**抜粋**
++++
例えば、pingコマンドの送信回数が有限回数に設定されている場合(図3では3回に設定されているものとする)には、シャッターボタンがONにされたときにpingコマンドの送信が開始され、シャッターボタンがONである間、所定時間間隔でpingコマンドの送信を行う。本実施形態では、シャッターボタンが半押し状態又は全押し状態になったときにシャッターボタンをONにする。そして、設定回数分のpingコマンドの送信が終了すると(時刻T1)、pingモードを解除し、処理を終了する。一方、送信回数が「無限」に設定された場合には、シャッターボタンがONになるとpingコマンドの送信を開始し、ONである間、所定時間間隔でpingコマンドの送信を行う点は同じだが、その後シャッターボタンが時刻T2でOFFしてもpingコマンドの送信を継続する。そして、再度シャッターボタンがONすると(時刻T3)、それによりpingコマンドの送信を終了し、pingモードを解除する。」

ウ.「【0035】
ping機能による通信環境の結果は送信テストの送受信ができるかどうかで結果が出る。送信するパケットが100%届けば(パケット損失率が0%であれば)通信環境はよく、0%であれば通信できない。その中間の送信成功率もある。ping機能での通信結果が100%でない場合や、予め定めた所定値未満(パケット損失率が0を超える所定値以上)の場合には表示部106に記憶媒体20又は内蔵メモリに保存することを勧める警告を出力することで、撮影画像を安全に処理できるように促せる。また、パケットの損失率が0%でない場合には、ネットワークインターフェース111によるサーバーへのデータ送信と並行して、記憶媒体20や内蔵メモリへの記録を行うようにしても良い。もちろん、どの程度のパケット損失率であれば記録媒体への並行記録を行うかや、並行記録を行う条件であってもユーザの指示によって並行記録を行わずにサーバーへの通信のみを実行可能に構成することもできる。」

上記ア.?ウ.の記載及び関連する図面並びにこの分野における技術常識を考慮すると、刊行物2のデジタルビデオカメラは、
デジタルビデオカメラとファイルサーバーとの間の通信が正常に行えるか否かを確認できるようにすることを目的として、
ファイルサーバーに対してpingコマンドを所定時間間隔で送信し続け、
応答があったかどうか、またその失敗率がどの程度であったかの表示を行い、
ping機能での通信結果が100%でない場合には表示部に内蔵メモリに保存することを勧める警告を出力するものである。

(1-3)刊行物3について
原査定の拒絶の理由に引用された特開2004-334739号公報(以下、「刊行物3」という。)には、「データのバックアップ方法及びバックアップデータ復旧方法、並びに、ネットワーク蓄積装置及びネットワーク蓄積プログラム」として、図面とともに以下の事項が記載されている。

ア.「【0001】
【発明の属する技術分野】
本発明は、ネットワーク上で、原データとその原データのバックアップデータとを分散させて蓄積するデータの蓄積技術に関する。」

イ.「【0036】
[第一の実施の形態]
(ネットワーク蓄積装置〔自律蓄積装置〕)の構成)
++++
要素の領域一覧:
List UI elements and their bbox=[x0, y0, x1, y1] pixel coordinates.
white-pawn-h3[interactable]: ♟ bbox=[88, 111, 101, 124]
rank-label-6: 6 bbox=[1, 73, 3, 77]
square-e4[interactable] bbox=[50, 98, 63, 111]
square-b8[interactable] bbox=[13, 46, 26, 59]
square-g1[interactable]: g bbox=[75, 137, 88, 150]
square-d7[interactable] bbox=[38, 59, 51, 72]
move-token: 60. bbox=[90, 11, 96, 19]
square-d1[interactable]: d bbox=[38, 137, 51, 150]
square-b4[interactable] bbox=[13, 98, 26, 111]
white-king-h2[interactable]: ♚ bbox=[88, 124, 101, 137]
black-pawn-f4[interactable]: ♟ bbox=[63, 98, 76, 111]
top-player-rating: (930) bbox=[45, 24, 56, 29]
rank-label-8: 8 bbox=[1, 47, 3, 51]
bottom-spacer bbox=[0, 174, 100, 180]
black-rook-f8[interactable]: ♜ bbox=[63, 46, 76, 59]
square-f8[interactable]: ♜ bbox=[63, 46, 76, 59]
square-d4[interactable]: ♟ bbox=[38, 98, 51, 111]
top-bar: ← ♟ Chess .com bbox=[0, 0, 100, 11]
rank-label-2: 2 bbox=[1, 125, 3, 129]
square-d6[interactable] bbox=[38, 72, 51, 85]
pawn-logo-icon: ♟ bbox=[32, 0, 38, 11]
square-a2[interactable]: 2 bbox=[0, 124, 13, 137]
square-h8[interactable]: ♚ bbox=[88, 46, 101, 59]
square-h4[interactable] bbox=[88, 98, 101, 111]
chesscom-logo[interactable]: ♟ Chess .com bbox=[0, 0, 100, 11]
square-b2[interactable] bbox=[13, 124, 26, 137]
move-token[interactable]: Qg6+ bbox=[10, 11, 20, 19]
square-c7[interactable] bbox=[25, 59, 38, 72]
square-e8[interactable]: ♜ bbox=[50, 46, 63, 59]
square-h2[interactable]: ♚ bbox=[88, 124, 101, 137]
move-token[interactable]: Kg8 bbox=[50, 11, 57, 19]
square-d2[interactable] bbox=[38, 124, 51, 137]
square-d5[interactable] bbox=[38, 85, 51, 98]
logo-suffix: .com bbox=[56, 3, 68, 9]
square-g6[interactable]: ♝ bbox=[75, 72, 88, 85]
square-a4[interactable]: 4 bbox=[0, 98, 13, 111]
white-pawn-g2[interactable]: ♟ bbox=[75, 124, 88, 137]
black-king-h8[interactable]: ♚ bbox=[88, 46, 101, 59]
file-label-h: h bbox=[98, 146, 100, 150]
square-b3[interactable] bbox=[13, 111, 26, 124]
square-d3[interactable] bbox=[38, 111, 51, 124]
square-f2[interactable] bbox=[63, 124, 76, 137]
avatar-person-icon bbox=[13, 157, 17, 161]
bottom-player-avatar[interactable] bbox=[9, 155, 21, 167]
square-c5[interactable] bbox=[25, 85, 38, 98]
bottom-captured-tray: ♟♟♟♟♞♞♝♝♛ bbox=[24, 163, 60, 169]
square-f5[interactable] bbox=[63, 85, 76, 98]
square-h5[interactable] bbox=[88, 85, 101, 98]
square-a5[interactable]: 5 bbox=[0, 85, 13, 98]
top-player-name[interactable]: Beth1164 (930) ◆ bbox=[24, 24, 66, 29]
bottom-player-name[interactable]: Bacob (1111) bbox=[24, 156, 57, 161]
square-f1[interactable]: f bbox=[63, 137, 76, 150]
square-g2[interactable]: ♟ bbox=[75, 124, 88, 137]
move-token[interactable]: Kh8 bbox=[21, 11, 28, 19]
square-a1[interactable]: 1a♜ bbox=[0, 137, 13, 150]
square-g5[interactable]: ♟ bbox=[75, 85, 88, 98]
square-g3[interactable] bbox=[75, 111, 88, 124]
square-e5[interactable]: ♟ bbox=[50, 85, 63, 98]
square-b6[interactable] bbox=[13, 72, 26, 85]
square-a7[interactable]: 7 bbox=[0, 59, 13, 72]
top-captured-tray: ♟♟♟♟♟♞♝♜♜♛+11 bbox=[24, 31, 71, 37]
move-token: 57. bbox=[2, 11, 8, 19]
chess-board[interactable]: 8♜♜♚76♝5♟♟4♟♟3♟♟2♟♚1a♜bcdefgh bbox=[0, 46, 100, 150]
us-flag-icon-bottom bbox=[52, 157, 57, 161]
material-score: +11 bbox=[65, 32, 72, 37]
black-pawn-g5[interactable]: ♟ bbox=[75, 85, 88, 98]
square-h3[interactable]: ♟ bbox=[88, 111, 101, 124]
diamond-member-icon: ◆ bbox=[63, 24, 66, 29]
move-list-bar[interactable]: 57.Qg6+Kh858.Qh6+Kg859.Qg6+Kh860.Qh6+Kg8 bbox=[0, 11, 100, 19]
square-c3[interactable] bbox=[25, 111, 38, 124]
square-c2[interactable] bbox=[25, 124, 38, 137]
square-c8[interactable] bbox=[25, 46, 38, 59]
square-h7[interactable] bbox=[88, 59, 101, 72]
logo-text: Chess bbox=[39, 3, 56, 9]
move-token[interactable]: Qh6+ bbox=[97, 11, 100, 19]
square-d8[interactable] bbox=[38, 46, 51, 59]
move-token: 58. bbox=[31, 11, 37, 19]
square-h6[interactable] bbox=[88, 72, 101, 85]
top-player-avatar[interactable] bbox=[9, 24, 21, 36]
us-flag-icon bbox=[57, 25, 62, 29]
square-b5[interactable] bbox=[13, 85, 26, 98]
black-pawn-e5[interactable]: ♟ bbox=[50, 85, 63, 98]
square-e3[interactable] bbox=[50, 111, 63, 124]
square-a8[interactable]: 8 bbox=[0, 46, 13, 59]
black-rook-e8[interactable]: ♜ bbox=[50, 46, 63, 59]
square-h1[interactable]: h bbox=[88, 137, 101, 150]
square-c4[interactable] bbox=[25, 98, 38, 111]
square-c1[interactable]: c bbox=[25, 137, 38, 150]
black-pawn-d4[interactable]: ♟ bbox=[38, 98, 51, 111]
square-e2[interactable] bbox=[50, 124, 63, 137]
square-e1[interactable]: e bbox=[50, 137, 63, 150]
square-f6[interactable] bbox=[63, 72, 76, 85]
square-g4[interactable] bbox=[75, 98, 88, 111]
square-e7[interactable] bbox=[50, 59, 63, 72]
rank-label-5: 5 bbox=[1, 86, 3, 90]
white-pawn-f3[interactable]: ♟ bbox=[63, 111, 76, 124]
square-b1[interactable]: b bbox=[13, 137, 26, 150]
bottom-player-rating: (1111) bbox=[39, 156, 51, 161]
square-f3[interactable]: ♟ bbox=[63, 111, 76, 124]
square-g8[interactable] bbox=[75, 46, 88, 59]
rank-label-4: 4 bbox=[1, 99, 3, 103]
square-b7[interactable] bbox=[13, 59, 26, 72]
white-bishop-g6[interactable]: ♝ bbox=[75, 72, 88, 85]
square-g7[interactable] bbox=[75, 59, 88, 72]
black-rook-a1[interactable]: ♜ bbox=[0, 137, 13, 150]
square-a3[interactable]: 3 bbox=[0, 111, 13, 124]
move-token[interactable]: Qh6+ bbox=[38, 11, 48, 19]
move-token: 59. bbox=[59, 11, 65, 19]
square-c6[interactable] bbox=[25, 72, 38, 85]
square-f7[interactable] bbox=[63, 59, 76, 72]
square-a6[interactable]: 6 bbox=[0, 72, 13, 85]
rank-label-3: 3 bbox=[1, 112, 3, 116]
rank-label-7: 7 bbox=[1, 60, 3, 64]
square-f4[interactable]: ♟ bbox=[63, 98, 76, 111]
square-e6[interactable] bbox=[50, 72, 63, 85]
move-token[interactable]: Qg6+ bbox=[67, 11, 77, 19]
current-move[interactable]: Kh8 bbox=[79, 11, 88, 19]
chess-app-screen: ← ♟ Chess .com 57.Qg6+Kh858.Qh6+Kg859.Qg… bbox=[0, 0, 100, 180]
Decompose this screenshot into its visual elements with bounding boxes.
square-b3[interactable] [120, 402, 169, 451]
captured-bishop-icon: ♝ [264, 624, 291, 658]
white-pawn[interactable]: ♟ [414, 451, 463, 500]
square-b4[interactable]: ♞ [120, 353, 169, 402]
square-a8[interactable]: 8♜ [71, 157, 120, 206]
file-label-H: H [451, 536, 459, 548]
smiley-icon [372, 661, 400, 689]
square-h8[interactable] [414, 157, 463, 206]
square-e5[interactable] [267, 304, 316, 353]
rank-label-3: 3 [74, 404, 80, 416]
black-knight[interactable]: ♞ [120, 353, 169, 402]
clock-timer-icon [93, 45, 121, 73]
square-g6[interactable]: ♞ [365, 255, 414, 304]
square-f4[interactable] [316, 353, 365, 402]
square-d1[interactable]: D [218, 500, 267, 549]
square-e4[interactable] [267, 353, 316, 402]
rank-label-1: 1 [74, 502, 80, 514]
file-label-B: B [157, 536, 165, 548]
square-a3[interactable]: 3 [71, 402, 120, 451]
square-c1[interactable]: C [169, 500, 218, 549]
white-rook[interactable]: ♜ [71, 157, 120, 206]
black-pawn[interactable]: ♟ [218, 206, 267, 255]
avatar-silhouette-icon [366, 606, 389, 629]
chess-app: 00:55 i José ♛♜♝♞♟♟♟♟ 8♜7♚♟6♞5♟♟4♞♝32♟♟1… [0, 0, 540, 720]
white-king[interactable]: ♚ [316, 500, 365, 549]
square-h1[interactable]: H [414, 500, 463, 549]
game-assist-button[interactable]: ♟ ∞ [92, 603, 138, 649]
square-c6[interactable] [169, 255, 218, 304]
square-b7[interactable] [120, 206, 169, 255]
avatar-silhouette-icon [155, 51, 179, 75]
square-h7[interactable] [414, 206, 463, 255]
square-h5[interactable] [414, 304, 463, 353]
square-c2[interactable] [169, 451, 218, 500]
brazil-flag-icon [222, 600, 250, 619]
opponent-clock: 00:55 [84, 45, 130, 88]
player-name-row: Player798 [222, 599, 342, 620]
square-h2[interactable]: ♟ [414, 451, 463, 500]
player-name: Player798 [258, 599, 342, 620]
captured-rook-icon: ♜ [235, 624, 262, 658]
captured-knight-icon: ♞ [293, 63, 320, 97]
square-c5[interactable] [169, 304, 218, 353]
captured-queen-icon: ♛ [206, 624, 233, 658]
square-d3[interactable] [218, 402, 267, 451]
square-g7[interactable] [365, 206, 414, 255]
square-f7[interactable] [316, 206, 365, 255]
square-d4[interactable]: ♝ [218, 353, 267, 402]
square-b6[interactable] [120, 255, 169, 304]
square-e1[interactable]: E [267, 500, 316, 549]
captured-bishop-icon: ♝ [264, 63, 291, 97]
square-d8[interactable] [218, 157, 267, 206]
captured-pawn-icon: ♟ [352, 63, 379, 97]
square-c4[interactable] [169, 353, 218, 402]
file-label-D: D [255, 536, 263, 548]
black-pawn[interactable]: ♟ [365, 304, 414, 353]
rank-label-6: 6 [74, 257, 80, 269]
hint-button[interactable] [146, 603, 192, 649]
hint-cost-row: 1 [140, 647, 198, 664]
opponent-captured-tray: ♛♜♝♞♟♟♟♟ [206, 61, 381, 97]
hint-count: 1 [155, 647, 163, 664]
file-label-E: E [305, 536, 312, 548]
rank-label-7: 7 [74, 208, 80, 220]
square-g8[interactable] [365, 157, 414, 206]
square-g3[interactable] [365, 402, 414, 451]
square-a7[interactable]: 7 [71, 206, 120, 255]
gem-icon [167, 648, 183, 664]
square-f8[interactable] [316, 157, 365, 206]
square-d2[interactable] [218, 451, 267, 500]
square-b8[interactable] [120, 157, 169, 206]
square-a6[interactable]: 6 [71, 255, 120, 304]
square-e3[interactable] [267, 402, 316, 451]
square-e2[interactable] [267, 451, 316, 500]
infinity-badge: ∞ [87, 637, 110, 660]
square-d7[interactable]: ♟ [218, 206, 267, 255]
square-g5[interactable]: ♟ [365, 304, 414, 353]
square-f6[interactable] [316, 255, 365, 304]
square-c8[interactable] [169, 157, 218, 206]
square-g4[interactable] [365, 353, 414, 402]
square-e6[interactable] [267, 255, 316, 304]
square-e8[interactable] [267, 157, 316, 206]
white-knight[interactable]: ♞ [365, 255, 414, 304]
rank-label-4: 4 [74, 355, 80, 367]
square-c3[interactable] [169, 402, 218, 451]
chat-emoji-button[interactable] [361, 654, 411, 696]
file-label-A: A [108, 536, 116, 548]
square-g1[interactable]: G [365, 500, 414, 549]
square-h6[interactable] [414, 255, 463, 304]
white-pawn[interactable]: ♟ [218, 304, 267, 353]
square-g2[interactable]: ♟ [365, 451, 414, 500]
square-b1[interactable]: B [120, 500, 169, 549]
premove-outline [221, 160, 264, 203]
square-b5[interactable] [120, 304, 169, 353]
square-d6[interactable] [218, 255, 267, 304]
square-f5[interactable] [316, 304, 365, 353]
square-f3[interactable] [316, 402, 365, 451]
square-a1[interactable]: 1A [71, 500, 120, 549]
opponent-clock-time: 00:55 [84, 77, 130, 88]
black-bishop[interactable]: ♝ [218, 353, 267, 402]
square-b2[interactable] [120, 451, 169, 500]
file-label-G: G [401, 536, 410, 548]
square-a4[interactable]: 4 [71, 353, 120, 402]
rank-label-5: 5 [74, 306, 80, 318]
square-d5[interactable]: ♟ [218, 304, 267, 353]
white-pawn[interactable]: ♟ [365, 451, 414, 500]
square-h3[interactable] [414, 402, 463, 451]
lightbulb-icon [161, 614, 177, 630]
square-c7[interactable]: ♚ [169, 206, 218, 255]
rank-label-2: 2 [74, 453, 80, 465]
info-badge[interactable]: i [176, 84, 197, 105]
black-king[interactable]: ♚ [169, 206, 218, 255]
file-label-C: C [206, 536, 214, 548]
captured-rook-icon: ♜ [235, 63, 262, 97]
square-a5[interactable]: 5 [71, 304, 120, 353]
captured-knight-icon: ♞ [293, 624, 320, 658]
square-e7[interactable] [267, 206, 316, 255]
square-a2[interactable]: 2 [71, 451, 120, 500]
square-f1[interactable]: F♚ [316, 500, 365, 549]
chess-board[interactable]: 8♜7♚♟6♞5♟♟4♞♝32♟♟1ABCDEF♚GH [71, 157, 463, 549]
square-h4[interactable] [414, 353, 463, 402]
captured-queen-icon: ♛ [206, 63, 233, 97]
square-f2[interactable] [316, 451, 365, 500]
++++
**課題 1**
抜粋の「(1-3)刊行物3について」から「データの蓄積技術に関する。」」までの部分を、「刊行物3」を「引用文献3」に差し替えて書き直してください。
**課題 2**
抜粋を3文で要約してください。
資料はここでは使いません。

**解答 1**
(1-3)引用文献3について
原査定の拒絶の理由に引用された特開2004-334739号公報(以下、「引用文献3」という。)には、「データのバックアップ方法及びバックアップデータ復旧方法、並びに、ネットワーク蓄積装置及びネットワーク蓄積プログラム」として、図面とともに以下の事項が記載されている。

ア.「【0001】
【発明の属する技術分野】
本発明は、ネットワーク上で、原データとその原データのバックアップデータとを分散させて蓄積するデータの蓄積技術に関する。」

**解答 2**
刊行物2のデジタルビデオカメラは、ファイルサーバーとの通信が正常に行えるかを確認するために、pingコマンドを所定時間間隔で送信し続け、応答の有無や失敗率を表示する。ping機能での通信結果が100%でない場合には、表示部に記憶媒体や内蔵メモリへの保存を勧める警告を出し、パケット損失率が0%でなければサーバーへの送信と並行して記録してもよい。刊行物3は、ネットワーク上で原データとそのバックアップデータとを分散させて蓄積する技術に関するものである。